(SUPPLIED ENTRIES)
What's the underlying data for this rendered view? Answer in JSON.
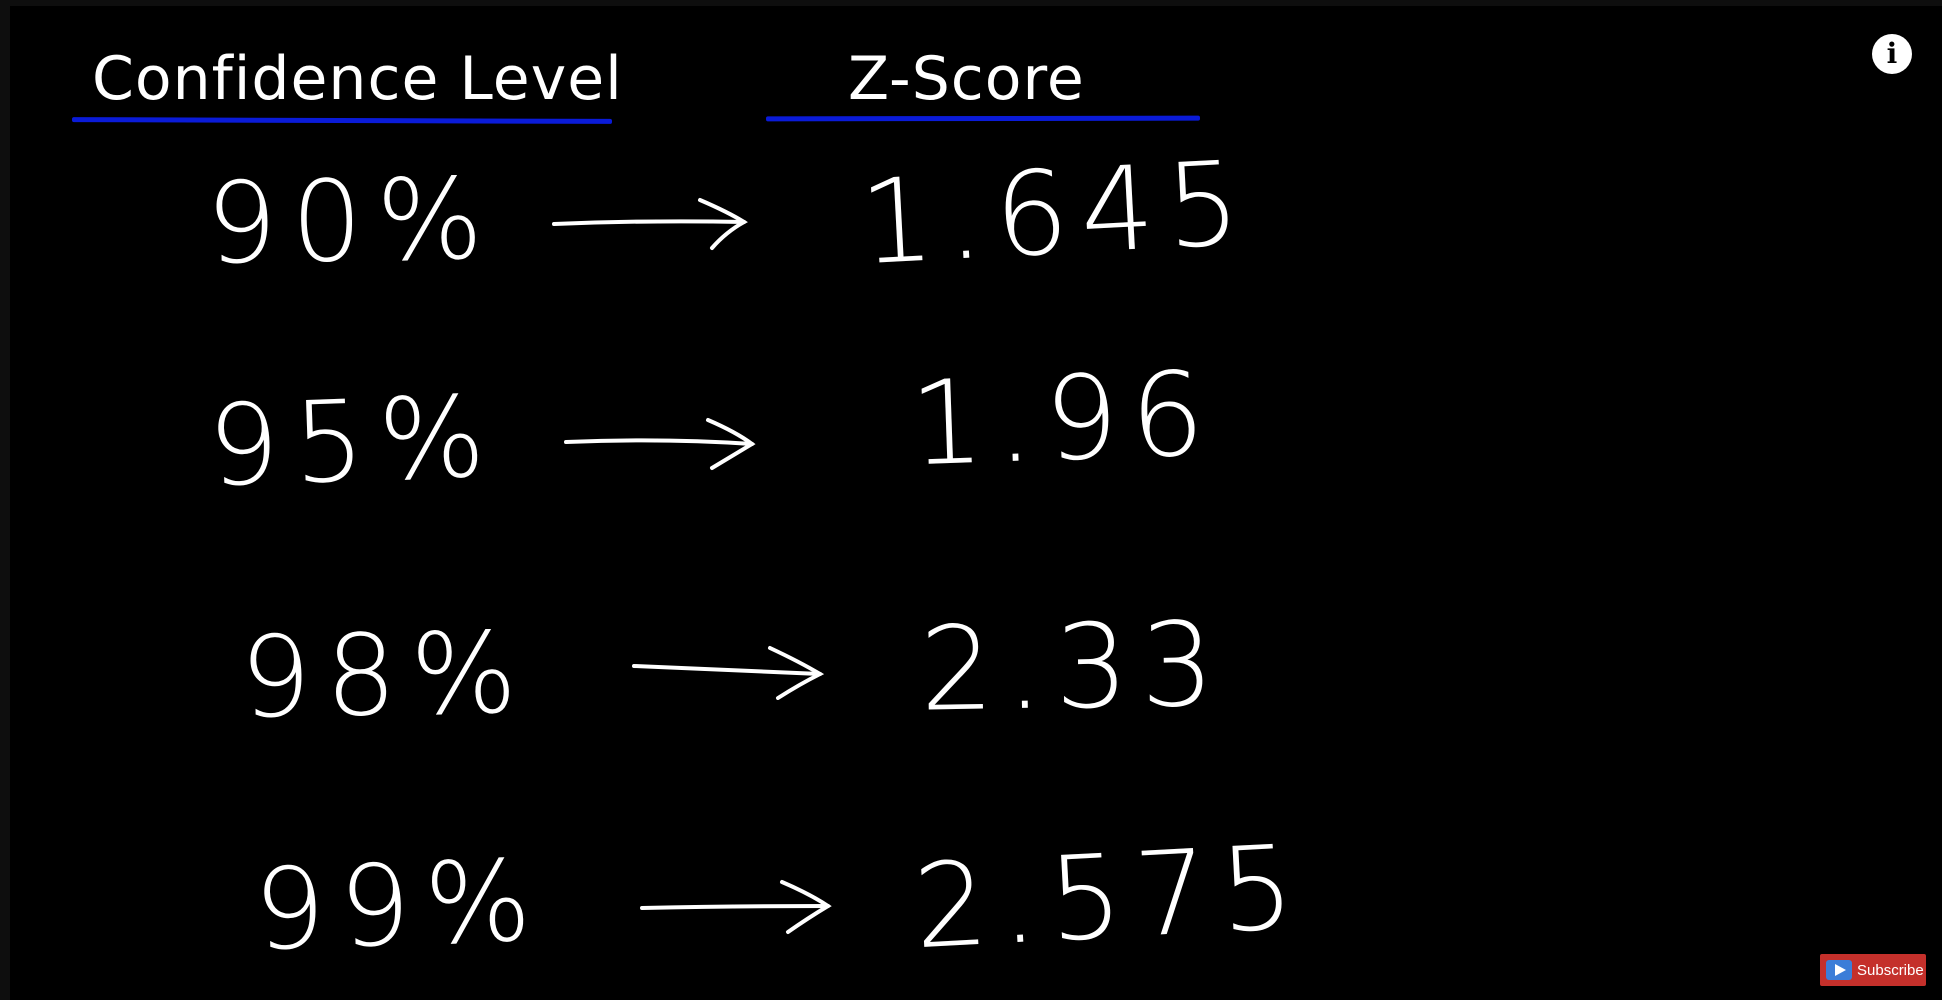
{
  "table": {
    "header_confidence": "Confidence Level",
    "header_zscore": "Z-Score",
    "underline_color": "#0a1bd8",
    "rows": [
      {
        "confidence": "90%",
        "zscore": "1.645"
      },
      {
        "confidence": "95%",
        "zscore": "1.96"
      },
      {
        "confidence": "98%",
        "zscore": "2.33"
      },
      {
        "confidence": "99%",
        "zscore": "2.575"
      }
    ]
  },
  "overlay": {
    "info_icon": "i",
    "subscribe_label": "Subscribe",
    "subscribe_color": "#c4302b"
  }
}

(SHORT PROBLEM) Output all of the records exactly as they appear above, but not the pictures.

(TASK OUTPUT)
What's the underlying data for this rendered view? Answer in JSON.
{
  "table": {
    "header_confidence": "Confidence Level",
    "header_zscore": "Z-Score",
    "underline_color": "#0a1bd8",
    "rows": [
      {
        "confidence": "90%",
        "zscore": "1.645"
      },
      {
        "confidence": "95%",
        "zscore": "1.96"
      },
      {
        "confidence": "98%",
        "zscore": "2.33"
      },
      {
        "confidence": "99%",
        "zscore": "2.575"
      }
    ]
  },
  "overlay": {
    "info_icon": "i",
    "subscribe_label": "Subscribe",
    "subscribe_color": "#c4302b"
  }
}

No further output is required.